- **Problem statement**
Print the passage of the Sara Barrios text exactly, starting at "Spanish field hockey player (born" and ending at "Club de Campo.".

-- Source extract follows --

Sara Barrios

Personal information
- Full name: Sara Barrios Navarro
- Born: 4 September 2000 (age 25) Madrid, Spain

Sport
- Sport: Field hockey
- Position: Forward

Senior career
- Years: Team / Caps / Goals
- –: Club de Campo / - / -

National team
- Years: Team / Caps / Goals
- 2017–2019: Spain U–21 / 9 / (2)
- 2022–: Spain / 32 / (3)

Medal record
Women's field hockey
Representing Spain
EuroHockey Championship
| Bronze medal – third place | 2025 Mönchengladbach |  |
EuroHockey Junior Championship
| Gold medal – first place | 2019 Valencia |  |

= Sara Barrios =

Spanish field hockey player (born 2000)

Sara Barrios Navarro (born 4 September 2000) is a Spanish field hockey player.

==Personal life==
Sara Barrios has a twin sister, Laura, who also plays for the Spanish national team.

==Career==
===Domestic league===
In the Spanish national league, the Liga Iberdrola, Barrios represents the Club de Campo.

-- Source extract concluded --
-- Excerpted data follows --

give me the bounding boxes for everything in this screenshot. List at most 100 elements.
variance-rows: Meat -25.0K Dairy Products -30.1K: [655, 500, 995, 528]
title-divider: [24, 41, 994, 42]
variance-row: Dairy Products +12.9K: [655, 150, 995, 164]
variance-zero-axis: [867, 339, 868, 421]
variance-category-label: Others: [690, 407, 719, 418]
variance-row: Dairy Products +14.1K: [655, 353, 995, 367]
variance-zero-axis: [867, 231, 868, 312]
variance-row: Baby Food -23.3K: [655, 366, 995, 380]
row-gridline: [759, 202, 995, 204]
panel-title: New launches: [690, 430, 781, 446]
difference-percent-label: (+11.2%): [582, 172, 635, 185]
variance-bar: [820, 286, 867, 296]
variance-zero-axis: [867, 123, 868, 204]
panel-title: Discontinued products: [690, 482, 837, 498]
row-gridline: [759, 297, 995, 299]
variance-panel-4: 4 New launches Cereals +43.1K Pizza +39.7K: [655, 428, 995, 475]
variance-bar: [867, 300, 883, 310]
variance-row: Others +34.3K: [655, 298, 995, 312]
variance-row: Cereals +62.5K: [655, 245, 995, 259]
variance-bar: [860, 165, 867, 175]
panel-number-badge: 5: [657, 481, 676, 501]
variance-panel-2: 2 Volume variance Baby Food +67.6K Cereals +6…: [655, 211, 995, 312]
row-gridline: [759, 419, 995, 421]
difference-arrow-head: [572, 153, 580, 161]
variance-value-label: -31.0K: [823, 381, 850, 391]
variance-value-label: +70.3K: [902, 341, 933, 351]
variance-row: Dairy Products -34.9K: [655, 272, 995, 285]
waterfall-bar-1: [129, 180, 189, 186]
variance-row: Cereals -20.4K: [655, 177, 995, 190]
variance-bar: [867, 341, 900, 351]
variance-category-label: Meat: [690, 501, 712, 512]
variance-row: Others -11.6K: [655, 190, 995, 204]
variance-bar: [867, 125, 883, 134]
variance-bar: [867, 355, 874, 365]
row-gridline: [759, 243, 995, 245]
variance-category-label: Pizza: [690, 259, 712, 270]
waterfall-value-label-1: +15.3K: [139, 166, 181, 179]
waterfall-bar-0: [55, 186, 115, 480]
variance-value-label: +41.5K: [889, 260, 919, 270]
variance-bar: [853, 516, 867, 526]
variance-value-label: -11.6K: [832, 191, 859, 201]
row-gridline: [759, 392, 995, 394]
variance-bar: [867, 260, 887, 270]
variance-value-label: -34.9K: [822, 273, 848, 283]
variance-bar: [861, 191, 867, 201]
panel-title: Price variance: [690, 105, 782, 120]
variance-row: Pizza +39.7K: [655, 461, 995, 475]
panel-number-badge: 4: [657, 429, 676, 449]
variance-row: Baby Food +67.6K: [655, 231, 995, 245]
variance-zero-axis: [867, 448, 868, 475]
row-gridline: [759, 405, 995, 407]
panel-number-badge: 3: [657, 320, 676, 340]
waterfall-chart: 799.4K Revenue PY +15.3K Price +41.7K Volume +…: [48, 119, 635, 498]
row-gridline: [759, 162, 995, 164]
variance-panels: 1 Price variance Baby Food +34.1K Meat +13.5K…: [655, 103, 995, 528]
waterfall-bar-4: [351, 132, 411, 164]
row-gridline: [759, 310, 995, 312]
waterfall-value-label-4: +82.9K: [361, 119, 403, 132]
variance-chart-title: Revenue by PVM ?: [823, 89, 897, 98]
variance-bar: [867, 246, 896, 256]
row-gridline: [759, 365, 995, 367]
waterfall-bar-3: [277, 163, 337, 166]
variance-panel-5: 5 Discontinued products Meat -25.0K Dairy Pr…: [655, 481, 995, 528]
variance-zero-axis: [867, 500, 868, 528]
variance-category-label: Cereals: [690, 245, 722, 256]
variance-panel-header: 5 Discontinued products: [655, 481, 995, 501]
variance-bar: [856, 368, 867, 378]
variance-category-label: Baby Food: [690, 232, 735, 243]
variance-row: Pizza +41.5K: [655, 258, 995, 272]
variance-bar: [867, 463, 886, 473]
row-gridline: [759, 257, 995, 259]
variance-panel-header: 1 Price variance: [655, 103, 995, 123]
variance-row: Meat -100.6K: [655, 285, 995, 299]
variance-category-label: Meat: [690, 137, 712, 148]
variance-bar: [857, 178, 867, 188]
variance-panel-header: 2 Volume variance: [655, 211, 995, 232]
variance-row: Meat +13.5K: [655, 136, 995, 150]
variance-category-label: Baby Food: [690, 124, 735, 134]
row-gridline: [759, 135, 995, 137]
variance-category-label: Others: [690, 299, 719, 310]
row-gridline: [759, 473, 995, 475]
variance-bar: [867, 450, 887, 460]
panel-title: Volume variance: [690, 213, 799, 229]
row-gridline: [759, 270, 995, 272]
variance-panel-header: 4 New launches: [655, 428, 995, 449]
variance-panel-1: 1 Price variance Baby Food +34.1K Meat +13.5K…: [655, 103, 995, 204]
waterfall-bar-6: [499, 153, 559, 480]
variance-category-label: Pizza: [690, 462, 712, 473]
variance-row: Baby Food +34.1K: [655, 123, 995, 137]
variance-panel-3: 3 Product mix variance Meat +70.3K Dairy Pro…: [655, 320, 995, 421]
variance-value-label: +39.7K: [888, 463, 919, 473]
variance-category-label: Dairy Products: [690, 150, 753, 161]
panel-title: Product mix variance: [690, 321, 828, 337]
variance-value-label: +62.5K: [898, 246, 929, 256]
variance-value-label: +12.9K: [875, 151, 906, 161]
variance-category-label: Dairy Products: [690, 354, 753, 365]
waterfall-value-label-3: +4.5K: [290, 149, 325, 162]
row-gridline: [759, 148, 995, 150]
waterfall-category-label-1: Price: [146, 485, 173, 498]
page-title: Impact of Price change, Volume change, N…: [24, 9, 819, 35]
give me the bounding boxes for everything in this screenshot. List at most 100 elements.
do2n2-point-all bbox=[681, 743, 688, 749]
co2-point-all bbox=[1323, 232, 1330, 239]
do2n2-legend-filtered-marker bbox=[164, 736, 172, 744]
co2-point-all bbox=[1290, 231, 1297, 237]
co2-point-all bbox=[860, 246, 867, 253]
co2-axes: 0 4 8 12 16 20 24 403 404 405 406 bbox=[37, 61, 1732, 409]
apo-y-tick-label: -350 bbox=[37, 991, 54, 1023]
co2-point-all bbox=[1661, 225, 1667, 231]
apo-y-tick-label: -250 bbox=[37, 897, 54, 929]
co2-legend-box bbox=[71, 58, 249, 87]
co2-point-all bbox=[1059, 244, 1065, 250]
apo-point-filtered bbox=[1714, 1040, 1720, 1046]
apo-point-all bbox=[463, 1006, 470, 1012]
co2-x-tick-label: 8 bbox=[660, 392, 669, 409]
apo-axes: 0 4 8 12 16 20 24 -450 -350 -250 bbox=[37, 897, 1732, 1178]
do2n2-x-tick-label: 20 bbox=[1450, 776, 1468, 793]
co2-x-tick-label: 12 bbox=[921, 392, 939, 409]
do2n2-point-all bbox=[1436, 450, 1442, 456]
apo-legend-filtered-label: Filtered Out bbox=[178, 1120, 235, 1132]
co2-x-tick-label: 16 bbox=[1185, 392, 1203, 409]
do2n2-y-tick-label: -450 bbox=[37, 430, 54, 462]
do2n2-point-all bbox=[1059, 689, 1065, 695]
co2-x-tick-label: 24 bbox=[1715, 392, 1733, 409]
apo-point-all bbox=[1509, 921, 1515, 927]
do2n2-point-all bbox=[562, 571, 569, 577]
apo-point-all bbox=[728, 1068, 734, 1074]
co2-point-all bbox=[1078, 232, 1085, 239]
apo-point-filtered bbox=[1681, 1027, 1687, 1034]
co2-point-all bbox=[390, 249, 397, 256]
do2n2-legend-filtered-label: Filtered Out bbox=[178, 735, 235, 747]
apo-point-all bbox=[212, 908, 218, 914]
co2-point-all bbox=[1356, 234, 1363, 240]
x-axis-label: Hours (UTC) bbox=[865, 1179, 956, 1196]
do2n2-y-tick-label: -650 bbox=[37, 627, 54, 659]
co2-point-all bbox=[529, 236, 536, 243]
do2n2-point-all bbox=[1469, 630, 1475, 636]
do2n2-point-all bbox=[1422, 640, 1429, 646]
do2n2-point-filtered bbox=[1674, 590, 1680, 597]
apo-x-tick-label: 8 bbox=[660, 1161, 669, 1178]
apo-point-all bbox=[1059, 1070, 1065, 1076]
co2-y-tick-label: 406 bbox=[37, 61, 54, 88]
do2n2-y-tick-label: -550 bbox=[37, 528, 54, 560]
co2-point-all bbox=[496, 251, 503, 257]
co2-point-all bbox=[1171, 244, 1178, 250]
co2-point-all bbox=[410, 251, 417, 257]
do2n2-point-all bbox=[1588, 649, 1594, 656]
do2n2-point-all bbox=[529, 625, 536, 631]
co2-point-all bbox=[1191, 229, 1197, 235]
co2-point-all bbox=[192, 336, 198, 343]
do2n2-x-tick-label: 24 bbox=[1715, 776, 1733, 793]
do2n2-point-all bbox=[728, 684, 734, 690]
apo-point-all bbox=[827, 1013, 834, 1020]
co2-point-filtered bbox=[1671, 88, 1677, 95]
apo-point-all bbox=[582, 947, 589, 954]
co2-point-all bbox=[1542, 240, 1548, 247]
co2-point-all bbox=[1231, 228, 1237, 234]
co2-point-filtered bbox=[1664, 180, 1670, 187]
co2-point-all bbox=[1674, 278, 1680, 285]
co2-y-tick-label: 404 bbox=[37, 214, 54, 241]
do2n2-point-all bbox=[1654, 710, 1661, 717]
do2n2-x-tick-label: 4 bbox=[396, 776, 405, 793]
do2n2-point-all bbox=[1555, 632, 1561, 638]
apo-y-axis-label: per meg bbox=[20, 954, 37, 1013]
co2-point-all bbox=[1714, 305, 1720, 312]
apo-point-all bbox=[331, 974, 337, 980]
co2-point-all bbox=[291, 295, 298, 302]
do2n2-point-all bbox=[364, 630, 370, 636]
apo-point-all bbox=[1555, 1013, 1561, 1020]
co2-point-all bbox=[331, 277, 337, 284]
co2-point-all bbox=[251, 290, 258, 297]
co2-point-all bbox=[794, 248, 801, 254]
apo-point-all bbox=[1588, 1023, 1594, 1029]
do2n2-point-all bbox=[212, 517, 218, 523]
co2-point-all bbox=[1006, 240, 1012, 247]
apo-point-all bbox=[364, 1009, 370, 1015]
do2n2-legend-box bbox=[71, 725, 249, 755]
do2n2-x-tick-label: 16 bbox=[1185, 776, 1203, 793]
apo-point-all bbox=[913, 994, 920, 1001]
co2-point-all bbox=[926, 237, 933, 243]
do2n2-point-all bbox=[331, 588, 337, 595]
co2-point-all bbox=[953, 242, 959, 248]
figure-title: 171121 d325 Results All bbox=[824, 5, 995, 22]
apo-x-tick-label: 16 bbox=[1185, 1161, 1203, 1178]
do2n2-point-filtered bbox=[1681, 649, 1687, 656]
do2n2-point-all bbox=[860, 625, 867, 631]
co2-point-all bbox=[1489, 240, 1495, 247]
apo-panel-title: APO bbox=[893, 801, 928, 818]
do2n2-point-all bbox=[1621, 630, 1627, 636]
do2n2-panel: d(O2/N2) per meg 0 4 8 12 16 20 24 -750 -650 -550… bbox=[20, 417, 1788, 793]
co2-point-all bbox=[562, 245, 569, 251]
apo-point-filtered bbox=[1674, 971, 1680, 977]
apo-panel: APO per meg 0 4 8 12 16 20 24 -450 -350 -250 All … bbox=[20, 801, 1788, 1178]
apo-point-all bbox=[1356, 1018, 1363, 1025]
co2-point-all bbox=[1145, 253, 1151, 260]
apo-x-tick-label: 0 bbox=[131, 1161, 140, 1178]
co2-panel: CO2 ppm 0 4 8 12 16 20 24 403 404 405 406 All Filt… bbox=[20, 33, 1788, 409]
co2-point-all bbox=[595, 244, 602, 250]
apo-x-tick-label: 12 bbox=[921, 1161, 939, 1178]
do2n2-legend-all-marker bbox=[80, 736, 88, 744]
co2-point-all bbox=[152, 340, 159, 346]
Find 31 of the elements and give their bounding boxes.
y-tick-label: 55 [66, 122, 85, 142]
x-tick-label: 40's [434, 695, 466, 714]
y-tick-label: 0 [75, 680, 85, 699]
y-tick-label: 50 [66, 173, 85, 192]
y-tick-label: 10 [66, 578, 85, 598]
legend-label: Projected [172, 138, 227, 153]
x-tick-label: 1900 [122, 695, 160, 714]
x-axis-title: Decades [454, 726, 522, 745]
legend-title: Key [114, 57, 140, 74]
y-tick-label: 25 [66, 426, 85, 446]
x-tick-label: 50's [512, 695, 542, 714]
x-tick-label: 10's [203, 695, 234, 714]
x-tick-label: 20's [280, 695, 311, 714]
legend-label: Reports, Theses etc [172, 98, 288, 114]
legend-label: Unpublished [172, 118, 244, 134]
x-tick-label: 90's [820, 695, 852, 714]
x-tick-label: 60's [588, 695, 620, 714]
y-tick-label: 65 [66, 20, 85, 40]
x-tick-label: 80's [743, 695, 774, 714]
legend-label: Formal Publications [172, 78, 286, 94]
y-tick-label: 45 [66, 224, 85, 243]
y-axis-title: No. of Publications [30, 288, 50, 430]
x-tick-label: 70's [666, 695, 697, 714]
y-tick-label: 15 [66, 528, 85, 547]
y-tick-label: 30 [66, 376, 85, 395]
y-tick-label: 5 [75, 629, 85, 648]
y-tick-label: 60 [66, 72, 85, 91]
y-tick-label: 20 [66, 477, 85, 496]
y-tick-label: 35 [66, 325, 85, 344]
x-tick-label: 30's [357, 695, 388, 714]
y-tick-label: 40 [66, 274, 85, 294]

-- Excerpted data concluded --

- **Expected output**
Spanish field hockey player (born 2000)

Sara Barrios Navarro (born 4 September 2000) is a Spanish field hockey player.

==Personal life==
Sara Barrios has a twin sister, Laura, who also plays for the Spanish national team.

==Career==
===Domestic league===
In the Spanish national league, the Liga Iberdrola, Barrios represents the Club de Campo.